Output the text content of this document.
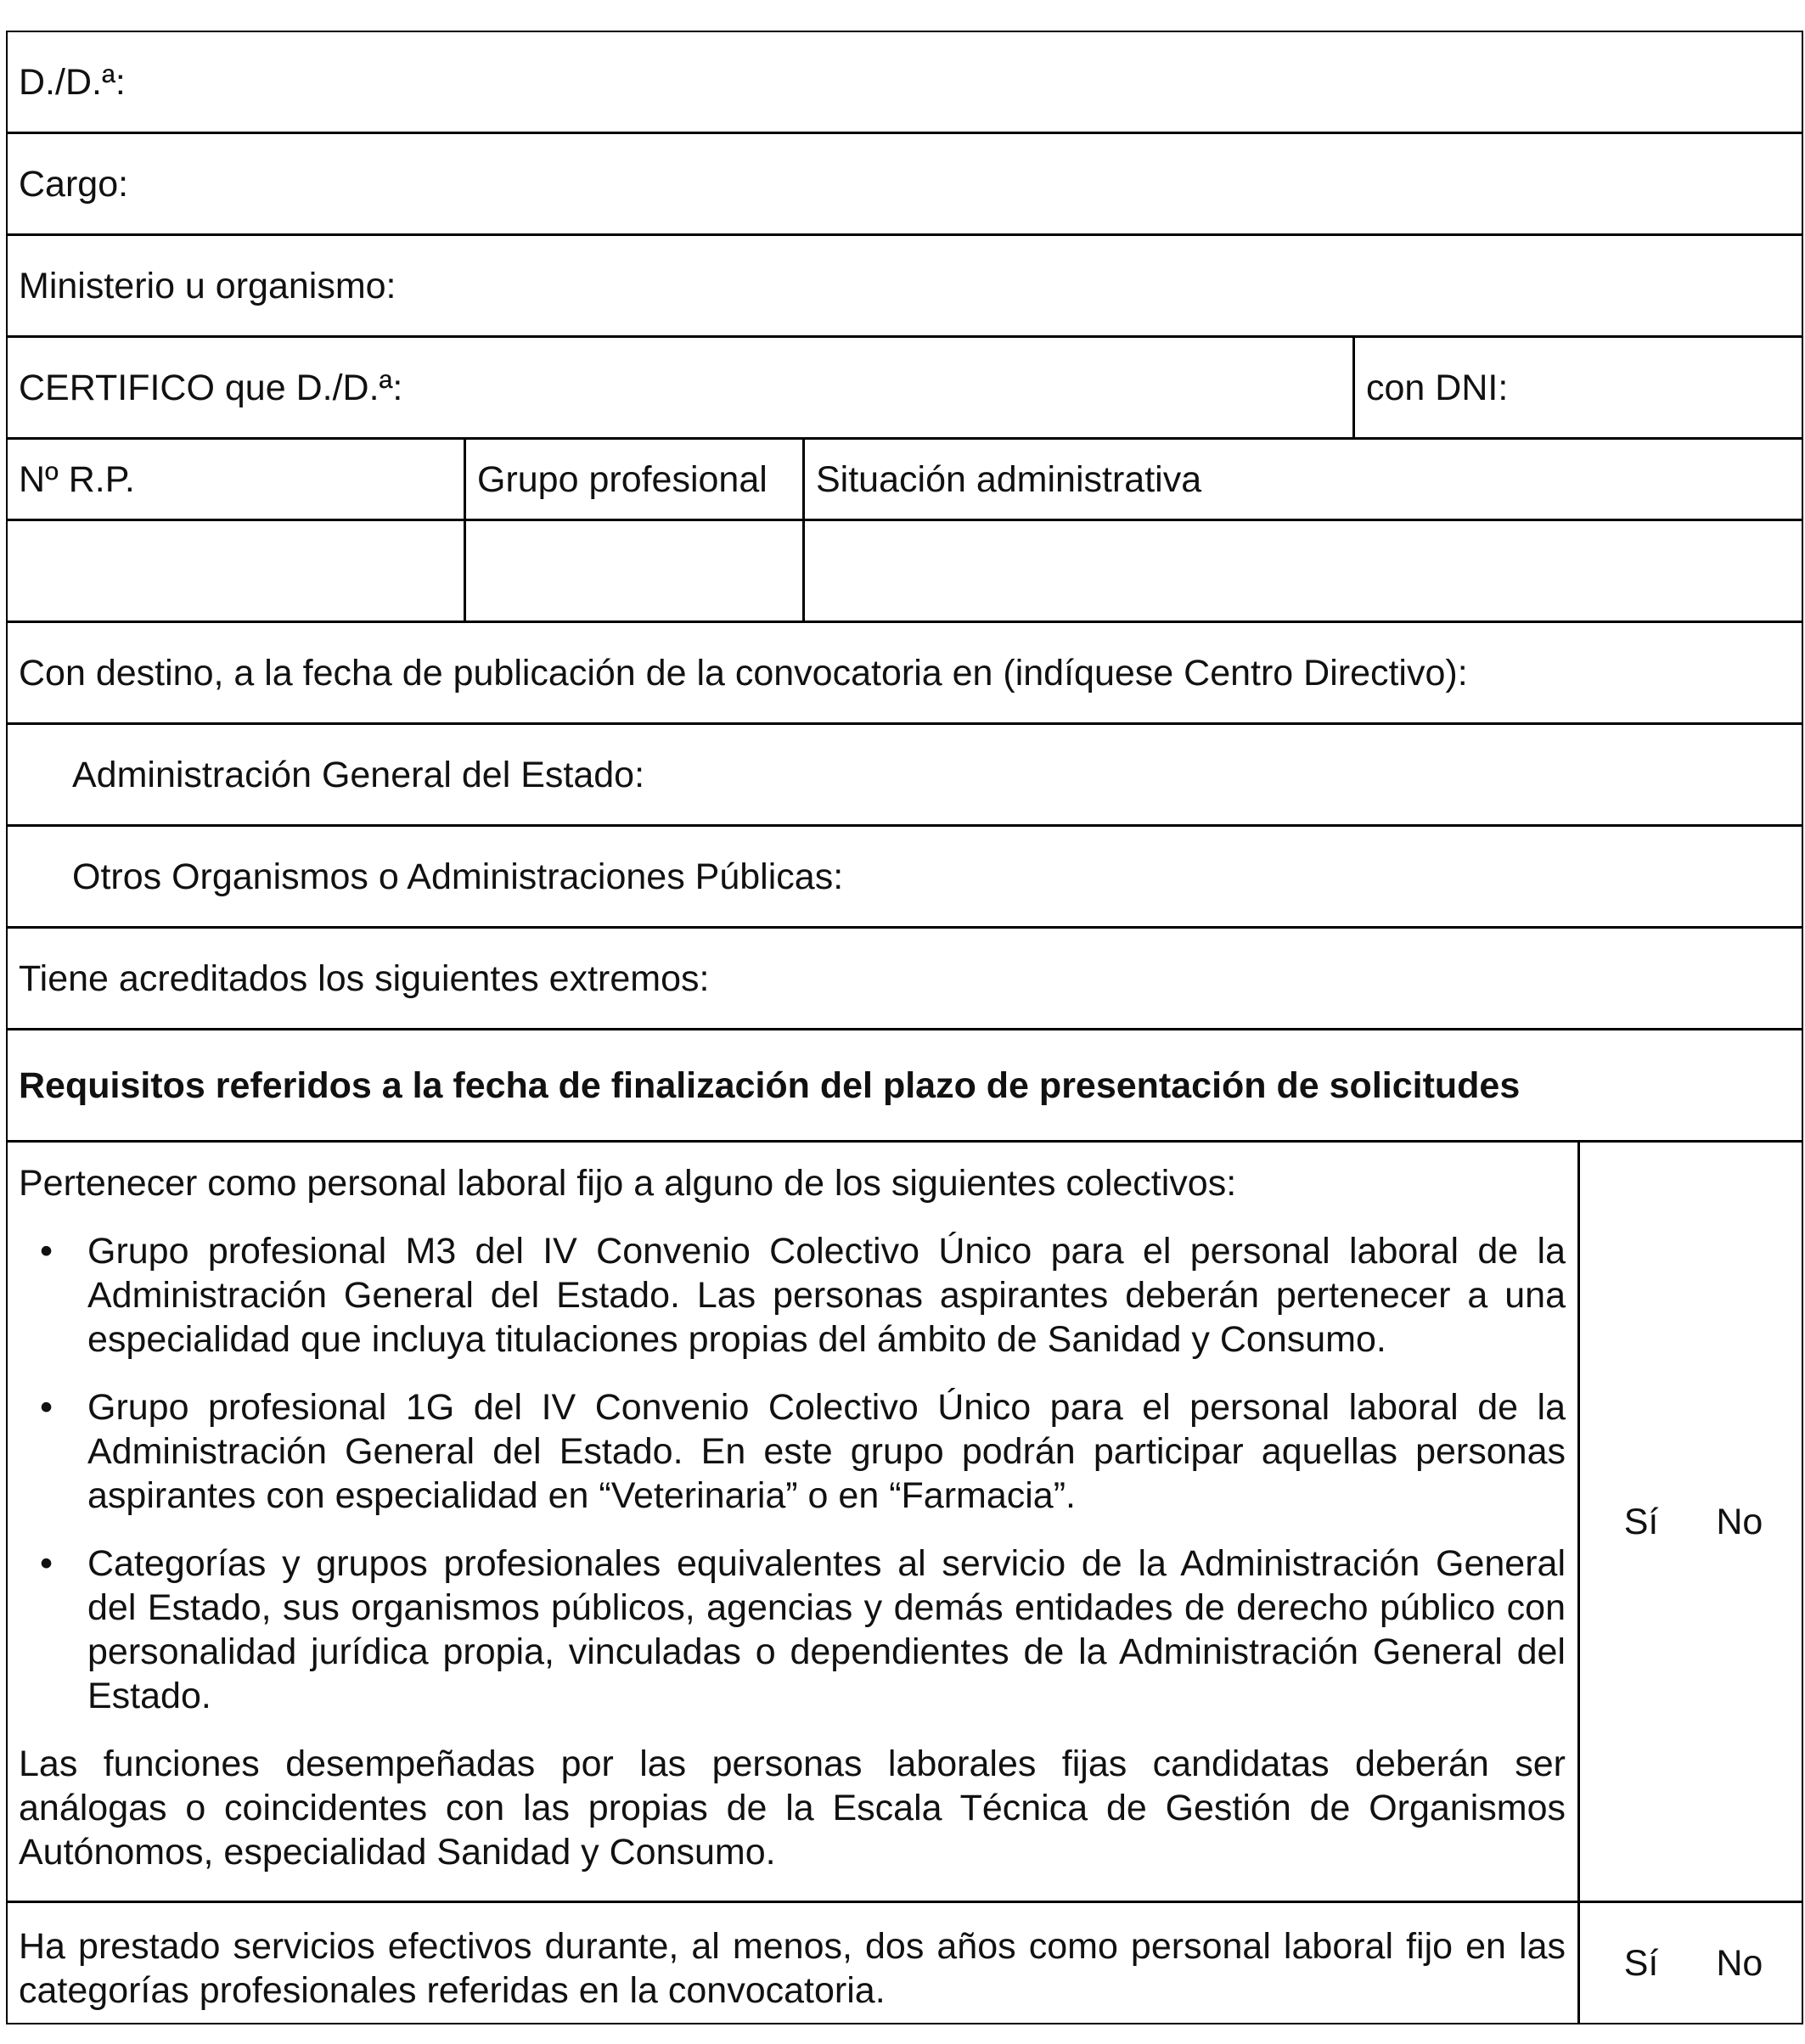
D./D.ª:
Cargo:
Ministerio u organismo:
CERTIFICO que D./D.ª:	con DNI:
Nº R.P.	Grupo profesional Situación administrativa
Con destino, a la fecha de publicación de la convocatoria en (indíquese Centro Directivo):
Administración General del Estado:
Otros Organismos o Administraciones Públicas:
Tiene acreditados los siguientes extremos:
Requisitos referidos a la fecha de finalización del plazo de presentación de solicitudes

Pertenecer como personal laboral fijo a alguno de los siguientes colectivos:

• Grupo profesional M3 del IV Convenio Colectivo Único para el personal laboral de la Administración General del Estado. Las personas aspirantes deberán pertenecer a una especialidad que incluya titulaciones propias del ámbito de Sanidad y Consumo.
• Grupo profesional 1G del IV Convenio Colectivo Único para el personal laboral de la Administración General del Estado. En este grupo podrán participar aquellas personas aspirantes con especialidad en “Veterinaria” o en “Farmacia”.
• Categorías y grupos profesionales equivalentes al servicio de la Administración General del Estado, sus organismos públicos, agencias y demás entidades de derecho público con personalidad jurídica propia, vinculadas o dependientes de la Administración General del Estado.

Las funciones desempeñadas por las personas laborales fijas candidatas deberán ser análogas o coincidentes con las propias de la Escala Técnica de Gestión de Organismos Autónomos, especialidad Sanidad y Consumo.

Sí No

Ha prestado servicios efectivos durante, al menos, dos años como personal laboral fijo en las categorías profesionales referidas en la convocatoria.

Sí No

--- --- ---

▸ What you are asked to do: Copy out every line of the material above exactly, skipping the pictures.

▸ Result of this exercise:
Output the text content of this document.
D./D.ª:
Cargo:
Ministerio u organismo:
CERTIFICO que D./D.ª:	con DNI:
Nº R.P.	Grupo profesional Situación administrativa
Con destino, a la fecha de publicación de la convocatoria en (indíquese Centro Directivo):
Administración General del Estado:
Otros Organismos o Administraciones Públicas:
Tiene acreditados los siguientes extremos:
Requisitos referidos a la fecha de finalización del plazo de presentación de solicitudes

Pertenecer como personal laboral fijo a alguno de los siguientes colectivos:

• Grupo profesional M3 del IV Convenio Colectivo Único para el personal laboral de la Administración General del Estado. Las personas aspirantes deberán pertenecer a una especialidad que incluya titulaciones propias del ámbito de Sanidad y Consumo.
• Grupo profesional 1G del IV Convenio Colectivo Único para el personal laboral de la Administración General del Estado. En este grupo podrán participar aquellas personas aspirantes con especialidad en “Veterinaria” o en “Farmacia”.
• Categorías y grupos profesionales equivalentes al servicio de la Administración General del Estado, sus organismos públicos, agencias y demás entidades de derecho público con personalidad jurídica propia, vinculadas o dependientes de la Administración General del Estado.

Las funciones desempeñadas por las personas laborales fijas candidatas deberán ser análogas o coincidentes con las propias de la Escala Técnica de Gestión de Organismos Autónomos, especialidad Sanidad y Consumo.

Sí No

Ha prestado servicios efectivos durante, al menos, dos años como personal laboral fijo en las categorías profesionales referidas en la convocatoria.

Sí No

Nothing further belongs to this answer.